The task:
Quote every entry word for word.

Entries supplied:

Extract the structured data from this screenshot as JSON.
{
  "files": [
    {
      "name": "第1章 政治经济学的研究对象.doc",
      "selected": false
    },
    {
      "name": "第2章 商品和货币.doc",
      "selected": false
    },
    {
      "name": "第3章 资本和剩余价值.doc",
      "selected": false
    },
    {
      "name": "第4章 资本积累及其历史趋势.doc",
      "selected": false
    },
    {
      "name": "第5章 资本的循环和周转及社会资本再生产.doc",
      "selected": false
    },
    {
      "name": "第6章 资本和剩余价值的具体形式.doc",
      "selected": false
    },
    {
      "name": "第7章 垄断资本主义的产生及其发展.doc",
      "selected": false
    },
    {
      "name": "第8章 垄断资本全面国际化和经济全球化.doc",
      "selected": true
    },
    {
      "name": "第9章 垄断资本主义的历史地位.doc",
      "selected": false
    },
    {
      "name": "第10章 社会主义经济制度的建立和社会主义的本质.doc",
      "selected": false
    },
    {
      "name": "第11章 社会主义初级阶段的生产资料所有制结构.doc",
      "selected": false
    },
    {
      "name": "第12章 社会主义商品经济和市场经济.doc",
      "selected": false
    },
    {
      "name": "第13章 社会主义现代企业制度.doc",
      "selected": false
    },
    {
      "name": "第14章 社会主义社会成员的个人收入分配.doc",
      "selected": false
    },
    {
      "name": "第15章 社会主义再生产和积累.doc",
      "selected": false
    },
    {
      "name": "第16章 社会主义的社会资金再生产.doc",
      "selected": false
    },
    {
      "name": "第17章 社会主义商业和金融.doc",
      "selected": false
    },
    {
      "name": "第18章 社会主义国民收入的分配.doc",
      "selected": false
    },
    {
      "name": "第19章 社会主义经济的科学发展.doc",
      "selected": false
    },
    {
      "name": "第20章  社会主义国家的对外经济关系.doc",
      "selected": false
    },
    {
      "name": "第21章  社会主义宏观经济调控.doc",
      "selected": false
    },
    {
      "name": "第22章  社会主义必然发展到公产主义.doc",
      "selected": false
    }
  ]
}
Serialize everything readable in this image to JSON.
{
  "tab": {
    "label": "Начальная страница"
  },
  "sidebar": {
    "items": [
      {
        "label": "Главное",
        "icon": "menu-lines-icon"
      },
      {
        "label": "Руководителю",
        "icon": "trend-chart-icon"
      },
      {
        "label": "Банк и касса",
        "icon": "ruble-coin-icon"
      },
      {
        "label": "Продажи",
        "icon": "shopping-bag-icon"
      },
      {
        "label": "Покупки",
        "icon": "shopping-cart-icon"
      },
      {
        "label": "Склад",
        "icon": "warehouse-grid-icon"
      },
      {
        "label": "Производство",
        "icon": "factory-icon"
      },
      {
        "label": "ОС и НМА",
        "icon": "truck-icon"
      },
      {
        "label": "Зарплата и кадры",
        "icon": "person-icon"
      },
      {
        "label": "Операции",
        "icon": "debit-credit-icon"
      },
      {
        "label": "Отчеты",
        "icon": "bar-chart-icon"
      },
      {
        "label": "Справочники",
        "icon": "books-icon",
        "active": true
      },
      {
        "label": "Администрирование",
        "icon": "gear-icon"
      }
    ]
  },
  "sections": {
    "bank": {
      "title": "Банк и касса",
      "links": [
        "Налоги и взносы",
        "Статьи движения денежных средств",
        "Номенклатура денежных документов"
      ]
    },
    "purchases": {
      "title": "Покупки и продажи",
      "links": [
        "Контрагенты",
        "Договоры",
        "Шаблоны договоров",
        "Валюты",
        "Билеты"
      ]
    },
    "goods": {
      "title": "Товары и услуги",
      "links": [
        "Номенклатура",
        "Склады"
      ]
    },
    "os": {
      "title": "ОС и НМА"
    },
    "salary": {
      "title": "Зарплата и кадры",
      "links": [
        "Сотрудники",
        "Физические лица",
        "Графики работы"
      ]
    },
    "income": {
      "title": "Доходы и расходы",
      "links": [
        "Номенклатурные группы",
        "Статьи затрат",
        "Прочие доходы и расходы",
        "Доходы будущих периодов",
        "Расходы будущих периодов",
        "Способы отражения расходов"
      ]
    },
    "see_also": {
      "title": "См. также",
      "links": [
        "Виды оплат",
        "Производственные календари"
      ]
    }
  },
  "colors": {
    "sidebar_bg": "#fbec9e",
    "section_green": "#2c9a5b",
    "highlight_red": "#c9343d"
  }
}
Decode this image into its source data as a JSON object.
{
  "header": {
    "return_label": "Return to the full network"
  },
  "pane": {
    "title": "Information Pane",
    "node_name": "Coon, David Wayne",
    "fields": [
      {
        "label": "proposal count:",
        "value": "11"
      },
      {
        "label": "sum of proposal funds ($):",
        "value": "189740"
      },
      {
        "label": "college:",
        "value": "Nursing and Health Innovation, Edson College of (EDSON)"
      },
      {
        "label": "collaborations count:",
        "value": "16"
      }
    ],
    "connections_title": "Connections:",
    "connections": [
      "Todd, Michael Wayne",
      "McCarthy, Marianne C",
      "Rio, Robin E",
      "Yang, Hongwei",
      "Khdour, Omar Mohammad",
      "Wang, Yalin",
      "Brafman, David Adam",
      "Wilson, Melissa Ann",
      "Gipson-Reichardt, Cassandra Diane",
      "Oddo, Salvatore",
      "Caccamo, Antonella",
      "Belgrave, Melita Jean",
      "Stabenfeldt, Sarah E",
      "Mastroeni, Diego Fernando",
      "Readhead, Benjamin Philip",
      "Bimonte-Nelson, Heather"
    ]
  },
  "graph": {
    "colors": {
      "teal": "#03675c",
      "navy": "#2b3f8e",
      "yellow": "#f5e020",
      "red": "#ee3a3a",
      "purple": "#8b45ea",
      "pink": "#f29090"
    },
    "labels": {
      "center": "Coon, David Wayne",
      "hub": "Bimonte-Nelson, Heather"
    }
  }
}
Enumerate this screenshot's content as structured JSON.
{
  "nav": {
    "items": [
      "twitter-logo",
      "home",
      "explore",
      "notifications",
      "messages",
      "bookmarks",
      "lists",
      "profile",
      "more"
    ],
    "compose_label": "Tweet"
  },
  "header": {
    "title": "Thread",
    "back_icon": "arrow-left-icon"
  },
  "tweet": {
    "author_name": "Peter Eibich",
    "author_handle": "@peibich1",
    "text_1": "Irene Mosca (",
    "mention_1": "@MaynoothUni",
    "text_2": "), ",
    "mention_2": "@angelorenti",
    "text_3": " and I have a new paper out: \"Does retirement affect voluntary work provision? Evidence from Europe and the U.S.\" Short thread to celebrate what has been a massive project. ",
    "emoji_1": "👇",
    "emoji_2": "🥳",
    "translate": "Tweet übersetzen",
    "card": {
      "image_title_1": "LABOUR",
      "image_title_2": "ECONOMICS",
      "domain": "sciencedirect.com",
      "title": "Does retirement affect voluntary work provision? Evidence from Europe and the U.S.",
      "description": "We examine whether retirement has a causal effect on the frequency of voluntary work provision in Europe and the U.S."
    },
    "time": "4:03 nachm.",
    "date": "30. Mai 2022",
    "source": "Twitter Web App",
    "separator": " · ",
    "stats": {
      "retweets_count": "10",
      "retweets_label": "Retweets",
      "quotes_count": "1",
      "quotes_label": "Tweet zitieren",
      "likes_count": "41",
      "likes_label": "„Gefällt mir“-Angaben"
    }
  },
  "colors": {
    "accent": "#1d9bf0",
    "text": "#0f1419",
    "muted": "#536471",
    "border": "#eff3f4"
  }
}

Reply:
Extract the structured data from this screenshot as JSON.
{
  "files": [
    {
      "name": "第1章 政治经济学的研究对象.doc",
      "selected": false
    },
    {
      "name": "第2章 商品和货币.doc",
      "selected": false
    },
    {
      "name": "第3章 资本和剩余价值.doc",
      "selected": false
    },
    {
      "name": "第4章 资本积累及其历史趋势.doc",
      "selected": false
    },
    {
      "name": "第5章 资本的循环和周转及社会资本再生产.doc",
      "selected": false
    },
    {
      "name": "第6章 资本和剩余价值的具体形式.doc",
      "selected": false
    },
    {
      "name": "第7章 垄断资本主义的产生及其发展.doc",
      "selected": false
    },
    {
      "name": "第8章 垄断资本全面国际化和经济全球化.doc",
      "selected": true
    },
    {
      "name": "第9章 垄断资本主义的历史地位.doc",
      "selected": false
    },
    {
      "name": "第10章 社会主义经济制度的建立和社会主义的本质.doc",
      "selected": false
    },
    {
      "name": "第11章 社会主义初级阶段的生产资料所有制结构.doc",
      "selected": false
    },
    {
      "name": "第12章 社会主义商品经济和市场经济.doc",
      "selected": false
    },
    {
      "name": "第13章 社会主义现代企业制度.doc",
      "selected": false
    },
    {
      "name": "第14章 社会主义社会成员的个人收入分配.doc",
      "selected": false
    },
    {
      "name": "第15章 社会主义再生产和积累.doc",
      "selected": false
    },
    {
      "name": "第16章 社会主义的社会资金再生产.doc",
      "selected": false
    },
    {
      "name": "第17章 社会主义商业和金融.doc",
      "selected": false
    },
    {
      "name": "第18章 社会主义国民收入的分配.doc",
      "selected": false
    },
    {
      "name": "第19章 社会主义经济的科学发展.doc",
      "selected": false
    },
    {
      "name": "第20章  社会主义国家的对外经济关系.doc",
      "selected": false
    },
    {
      "name": "第21章  社会主义宏观经济调控.doc",
      "selected": false
    },
    {
      "name": "第22章  社会主义必然发展到公产主义.doc",
      "selected": false
    }
  ]
}
Serialize everything readable in this image to JSON.
{
  "tab": {
    "label": "Начальная страница"
  },
  "sidebar": {
    "items": [
      {
        "label": "Главное",
        "icon": "menu-lines-icon"
      },
      {
        "label": "Руководителю",
        "icon": "trend-chart-icon"
      },
      {
        "label": "Банк и касса",
        "icon": "ruble-coin-icon"
      },
      {
        "label": "Продажи",
        "icon": "shopping-bag-icon"
      },
      {
        "label": "Покупки",
        "icon": "shopping-cart-icon"
      },
      {
        "label": "Склад",
        "icon": "warehouse-grid-icon"
      },
      {
        "label": "Производство",
        "icon": "factory-icon"
      },
      {
        "label": "ОС и НМА",
        "icon": "truck-icon"
      },
      {
        "label": "Зарплата и кадры",
        "icon": "person-icon"
      },
      {
        "label": "Операции",
        "icon": "debit-credit-icon"
      },
      {
        "label": "Отчеты",
        "icon": "bar-chart-icon"
      },
      {
        "label": "Справочники",
        "icon": "books-icon",
        "active": true
      },
      {
        "label": "Администрирование",
        "icon": "gear-icon"
      }
    ]
  },
  "sections": {
    "bank": {
      "title": "Банк и касса",
      "links": [
        "Налоги и взносы",
        "Статьи движения денежных средств",
        "Номенклатура денежных документов"
      ]
    },
    "purchases": {
      "title": "Покупки и продажи",
      "links": [
        "Контрагенты",
        "Договоры",
        "Шаблоны договоров",
        "Валюты",
        "Билеты"
      ]
    },
    "goods": {
      "title": "Товары и услуги",
      "links": [
        "Номенклатура",
        "Склады"
      ]
    },
    "os": {
      "title": "ОС и НМА"
    },
    "salary": {
      "title": "Зарплата и кадры",
      "links": [
        "Сотрудники",
        "Физические лица",
        "Графики работы"
      ]
    },
    "income": {
      "title": "Доходы и расходы",
      "links": [
        "Номенклатурные группы",
        "Статьи затрат",
        "Прочие доходы и расходы",
        "Доходы будущих периодов",
        "Расходы будущих периодов",
        "Способы отражения расходов"
      ]
    },
    "see_also": {
      "title": "См. также",
      "links": [
        "Виды оплат",
        "Производственные календари"
      ]
    }
  },
  "colors": {
    "sidebar_bg": "#fbec9e",
    "section_green": "#2c9a5b",
    "highlight_red": "#c9343d"
  }
}
Decode this image into its source data as a JSON object.
{
  "header": {
    "return_label": "Return to the full network"
  },
  "pane": {
    "title": "Information Pane",
    "node_name": "Coon, David Wayne",
    "fields": [
      {
        "label": "proposal count:",
        "value": "11"
      },
      {
        "label": "sum of proposal funds ($):",
        "value": "189740"
      },
      {
        "label": "college:",
        "value": "Nursing and Health Innovation, Edson College of (EDSON)"
      },
      {
        "label": "collaborations count:",
        "value": "16"
      }
    ],
    "connections_title": "Connections:",
    "connections": [
      "Todd, Michael Wayne",
      "McCarthy, Marianne C",
      "Rio, Robin E",
      "Yang, Hongwei",
      "Khdour, Omar Mohammad",
      "Wang, Yalin",
      "Brafman, David Adam",
      "Wilson, Melissa Ann",
      "Gipson-Reichardt, Cassandra Diane",
      "Oddo, Salvatore",
      "Caccamo, Antonella",
      "Belgrave, Melita Jean",
      "Stabenfeldt, Sarah E",
      "Mastroeni, Diego Fernando",
      "Readhead, Benjamin Philip",
      "Bimonte-Nelson, Heather"
    ]
  },
  "graph": {
    "colors": {
      "teal": "#03675c",
      "navy": "#2b3f8e",
      "yellow": "#f5e020",
      "red": "#ee3a3a",
      "purple": "#8b45ea",
      "pink": "#f29090"
    },
    "labels": {
      "center": "Coon, David Wayne",
      "hub": "Bimonte-Nelson, Heather"
    }
  }
}
Enumerate this screenshot's content as structured JSON.
{
  "nav": {
    "items": [
      "twitter-logo",
      "home",
      "explore",
      "notifications",
      "messages",
      "bookmarks",
      "lists",
      "profile",
      "more"
    ],
    "compose_label": "Tweet"
  },
  "header": {
    "title": "Thread",
    "back_icon": "arrow-left-icon"
  },
  "tweet": {
    "author_name": "Peter Eibich",
    "author_handle": "@peibich1",
    "text_1": "Irene Mosca (",
    "mention_1": "@MaynoothUni",
    "text_2": "), ",
    "mention_2": "@angelorenti",
    "text_3": " and I have a new paper out: \"Does retirement affect voluntary work provision? Evidence from Europe and the U.S.\" Short thread to celebrate what has been a massive project. ",
    "emoji_1": "👇",
    "emoji_2": "🥳",
    "translate": "Tweet übersetzen",
    "card": {
      "image_title_1": "LABOUR",
      "image_title_2": "ECONOMICS",
      "domain": "sciencedirect.com",
      "title": "Does retirement affect voluntary work provision? Evidence from Europe and the U.S.",
      "description": "We examine whether retirement has a causal effect on the frequency of voluntary work provision in Europe and the U.S."
    },
    "time": "4:03 nachm.",
    "date": "30. Mai 2022",
    "source": "Twitter Web App",
    "separator": " · ",
    "stats": {
      "retweets_count": "10",
      "retweets_label": "Retweets",
      "quotes_count": "1",
      "quotes_label": "Tweet zitieren",
      "likes_count": "41",
      "likes_label": "„Gefällt mir“-Angaben"
    }
  },
  "colors": {
    "accent": "#1d9bf0",
    "text": "#0f1419",
    "muted": "#536471",
    "border": "#eff3f4"
  }
}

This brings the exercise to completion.